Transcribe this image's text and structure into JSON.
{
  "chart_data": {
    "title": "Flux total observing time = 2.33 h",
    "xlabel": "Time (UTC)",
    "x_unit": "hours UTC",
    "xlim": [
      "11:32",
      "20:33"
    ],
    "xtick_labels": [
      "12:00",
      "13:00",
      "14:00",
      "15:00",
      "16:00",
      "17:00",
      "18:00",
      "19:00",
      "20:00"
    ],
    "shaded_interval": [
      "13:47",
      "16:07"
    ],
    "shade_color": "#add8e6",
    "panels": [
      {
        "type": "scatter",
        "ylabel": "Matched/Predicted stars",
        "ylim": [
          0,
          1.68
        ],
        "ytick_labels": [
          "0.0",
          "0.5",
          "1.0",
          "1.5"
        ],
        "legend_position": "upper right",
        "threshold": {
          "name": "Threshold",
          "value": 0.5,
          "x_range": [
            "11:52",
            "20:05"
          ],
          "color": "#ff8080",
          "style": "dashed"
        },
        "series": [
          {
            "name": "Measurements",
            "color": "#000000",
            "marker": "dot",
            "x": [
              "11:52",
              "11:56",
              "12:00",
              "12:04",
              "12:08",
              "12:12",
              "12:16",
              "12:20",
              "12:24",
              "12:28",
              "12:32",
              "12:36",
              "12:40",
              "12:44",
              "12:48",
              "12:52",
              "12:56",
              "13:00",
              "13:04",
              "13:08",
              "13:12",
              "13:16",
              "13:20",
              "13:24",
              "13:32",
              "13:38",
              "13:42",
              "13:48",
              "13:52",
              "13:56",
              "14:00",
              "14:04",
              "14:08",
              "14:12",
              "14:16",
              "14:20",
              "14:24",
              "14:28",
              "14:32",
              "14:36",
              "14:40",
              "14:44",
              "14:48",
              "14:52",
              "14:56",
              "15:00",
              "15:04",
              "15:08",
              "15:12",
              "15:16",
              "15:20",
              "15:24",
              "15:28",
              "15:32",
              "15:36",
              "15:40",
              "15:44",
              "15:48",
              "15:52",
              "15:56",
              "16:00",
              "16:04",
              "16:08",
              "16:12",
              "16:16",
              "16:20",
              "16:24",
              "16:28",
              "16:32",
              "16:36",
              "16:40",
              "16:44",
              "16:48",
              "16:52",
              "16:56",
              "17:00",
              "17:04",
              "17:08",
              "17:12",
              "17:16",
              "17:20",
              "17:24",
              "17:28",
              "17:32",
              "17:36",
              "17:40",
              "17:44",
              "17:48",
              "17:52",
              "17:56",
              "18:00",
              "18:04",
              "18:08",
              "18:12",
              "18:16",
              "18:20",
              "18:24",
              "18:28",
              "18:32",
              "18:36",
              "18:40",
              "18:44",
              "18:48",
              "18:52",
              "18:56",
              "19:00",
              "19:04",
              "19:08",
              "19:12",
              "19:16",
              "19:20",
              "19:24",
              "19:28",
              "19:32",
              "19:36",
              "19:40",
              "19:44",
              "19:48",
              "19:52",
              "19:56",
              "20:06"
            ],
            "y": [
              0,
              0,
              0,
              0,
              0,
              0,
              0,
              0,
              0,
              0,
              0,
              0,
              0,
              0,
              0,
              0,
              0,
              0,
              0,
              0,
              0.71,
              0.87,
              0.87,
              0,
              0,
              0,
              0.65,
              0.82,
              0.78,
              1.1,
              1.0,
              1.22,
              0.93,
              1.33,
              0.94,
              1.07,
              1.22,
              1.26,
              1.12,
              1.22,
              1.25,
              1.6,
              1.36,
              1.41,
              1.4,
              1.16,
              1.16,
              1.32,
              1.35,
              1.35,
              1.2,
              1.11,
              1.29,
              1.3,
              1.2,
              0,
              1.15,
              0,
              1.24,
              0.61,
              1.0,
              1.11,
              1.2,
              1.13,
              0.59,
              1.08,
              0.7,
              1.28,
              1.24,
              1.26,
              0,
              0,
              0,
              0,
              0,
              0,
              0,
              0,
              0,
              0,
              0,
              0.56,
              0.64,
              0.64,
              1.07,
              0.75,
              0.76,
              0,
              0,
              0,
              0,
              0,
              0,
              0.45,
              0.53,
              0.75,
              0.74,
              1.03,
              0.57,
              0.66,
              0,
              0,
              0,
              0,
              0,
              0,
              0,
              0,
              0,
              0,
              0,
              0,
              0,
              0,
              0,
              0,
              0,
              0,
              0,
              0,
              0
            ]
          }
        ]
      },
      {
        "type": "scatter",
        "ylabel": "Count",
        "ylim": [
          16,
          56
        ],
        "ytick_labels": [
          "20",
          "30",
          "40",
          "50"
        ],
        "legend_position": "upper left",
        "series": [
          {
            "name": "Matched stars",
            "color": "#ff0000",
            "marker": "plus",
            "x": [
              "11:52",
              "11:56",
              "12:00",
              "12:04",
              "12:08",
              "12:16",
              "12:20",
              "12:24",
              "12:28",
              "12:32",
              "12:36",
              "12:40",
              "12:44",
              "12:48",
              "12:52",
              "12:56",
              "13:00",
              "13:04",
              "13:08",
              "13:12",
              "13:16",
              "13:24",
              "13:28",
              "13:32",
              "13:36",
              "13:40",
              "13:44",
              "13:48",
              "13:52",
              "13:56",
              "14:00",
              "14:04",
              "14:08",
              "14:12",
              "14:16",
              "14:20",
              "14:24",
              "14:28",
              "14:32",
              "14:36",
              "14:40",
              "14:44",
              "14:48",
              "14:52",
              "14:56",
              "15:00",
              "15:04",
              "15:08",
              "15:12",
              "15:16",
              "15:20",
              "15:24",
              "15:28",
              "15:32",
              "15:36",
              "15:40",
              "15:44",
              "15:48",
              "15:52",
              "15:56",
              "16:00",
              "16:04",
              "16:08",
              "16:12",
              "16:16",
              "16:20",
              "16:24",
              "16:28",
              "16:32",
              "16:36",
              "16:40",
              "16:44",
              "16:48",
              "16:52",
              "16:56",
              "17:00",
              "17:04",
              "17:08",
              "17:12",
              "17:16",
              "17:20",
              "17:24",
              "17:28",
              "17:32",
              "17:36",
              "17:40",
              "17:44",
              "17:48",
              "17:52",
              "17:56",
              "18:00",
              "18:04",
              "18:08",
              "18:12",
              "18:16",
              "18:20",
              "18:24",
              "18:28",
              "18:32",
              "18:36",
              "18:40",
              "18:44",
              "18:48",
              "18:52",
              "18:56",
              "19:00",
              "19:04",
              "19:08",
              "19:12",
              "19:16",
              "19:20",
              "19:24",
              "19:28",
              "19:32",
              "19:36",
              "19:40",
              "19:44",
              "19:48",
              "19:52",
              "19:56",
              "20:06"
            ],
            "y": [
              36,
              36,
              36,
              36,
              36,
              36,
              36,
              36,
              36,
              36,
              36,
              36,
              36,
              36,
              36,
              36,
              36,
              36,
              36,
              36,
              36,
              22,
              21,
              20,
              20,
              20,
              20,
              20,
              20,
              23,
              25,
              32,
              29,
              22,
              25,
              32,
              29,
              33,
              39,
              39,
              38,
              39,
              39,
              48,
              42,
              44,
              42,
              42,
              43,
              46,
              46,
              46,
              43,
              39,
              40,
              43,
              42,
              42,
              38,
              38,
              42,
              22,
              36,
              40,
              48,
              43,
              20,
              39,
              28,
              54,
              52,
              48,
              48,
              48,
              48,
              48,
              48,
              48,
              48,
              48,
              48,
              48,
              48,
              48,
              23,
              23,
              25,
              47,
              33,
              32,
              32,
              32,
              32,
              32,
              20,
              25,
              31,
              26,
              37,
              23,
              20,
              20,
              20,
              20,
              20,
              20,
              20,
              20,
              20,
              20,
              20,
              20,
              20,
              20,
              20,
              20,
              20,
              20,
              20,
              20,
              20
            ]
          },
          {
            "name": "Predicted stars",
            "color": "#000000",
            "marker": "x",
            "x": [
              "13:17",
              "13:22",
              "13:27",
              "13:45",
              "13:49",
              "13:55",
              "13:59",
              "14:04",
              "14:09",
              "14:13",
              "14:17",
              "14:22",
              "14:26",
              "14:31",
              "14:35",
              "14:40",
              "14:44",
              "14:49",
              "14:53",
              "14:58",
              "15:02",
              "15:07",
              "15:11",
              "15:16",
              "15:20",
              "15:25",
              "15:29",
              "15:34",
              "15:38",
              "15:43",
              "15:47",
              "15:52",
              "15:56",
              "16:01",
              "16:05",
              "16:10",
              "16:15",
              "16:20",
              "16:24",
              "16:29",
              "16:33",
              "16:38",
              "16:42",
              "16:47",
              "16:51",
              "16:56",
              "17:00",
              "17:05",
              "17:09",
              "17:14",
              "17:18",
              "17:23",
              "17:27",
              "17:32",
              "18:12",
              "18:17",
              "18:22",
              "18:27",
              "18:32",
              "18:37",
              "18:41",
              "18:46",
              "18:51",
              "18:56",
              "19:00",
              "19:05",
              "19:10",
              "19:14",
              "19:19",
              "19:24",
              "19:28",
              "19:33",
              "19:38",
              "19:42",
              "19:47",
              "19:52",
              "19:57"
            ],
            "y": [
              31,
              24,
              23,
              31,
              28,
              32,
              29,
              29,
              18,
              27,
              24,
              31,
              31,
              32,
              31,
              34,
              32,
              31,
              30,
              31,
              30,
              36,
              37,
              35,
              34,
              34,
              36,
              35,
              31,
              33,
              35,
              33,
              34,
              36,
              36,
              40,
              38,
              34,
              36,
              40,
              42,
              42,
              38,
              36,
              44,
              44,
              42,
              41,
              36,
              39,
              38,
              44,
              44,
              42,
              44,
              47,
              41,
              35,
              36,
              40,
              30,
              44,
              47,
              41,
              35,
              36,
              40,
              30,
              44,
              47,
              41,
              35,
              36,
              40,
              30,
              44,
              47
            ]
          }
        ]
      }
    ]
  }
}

_ _ _ _ _ _ _

#### Stated task
Select the lines that carry the string "ylabel" and copy them.

#### Written solution
        "ylabel": "Matched/Predicted stars",
        "ylabel": "Count",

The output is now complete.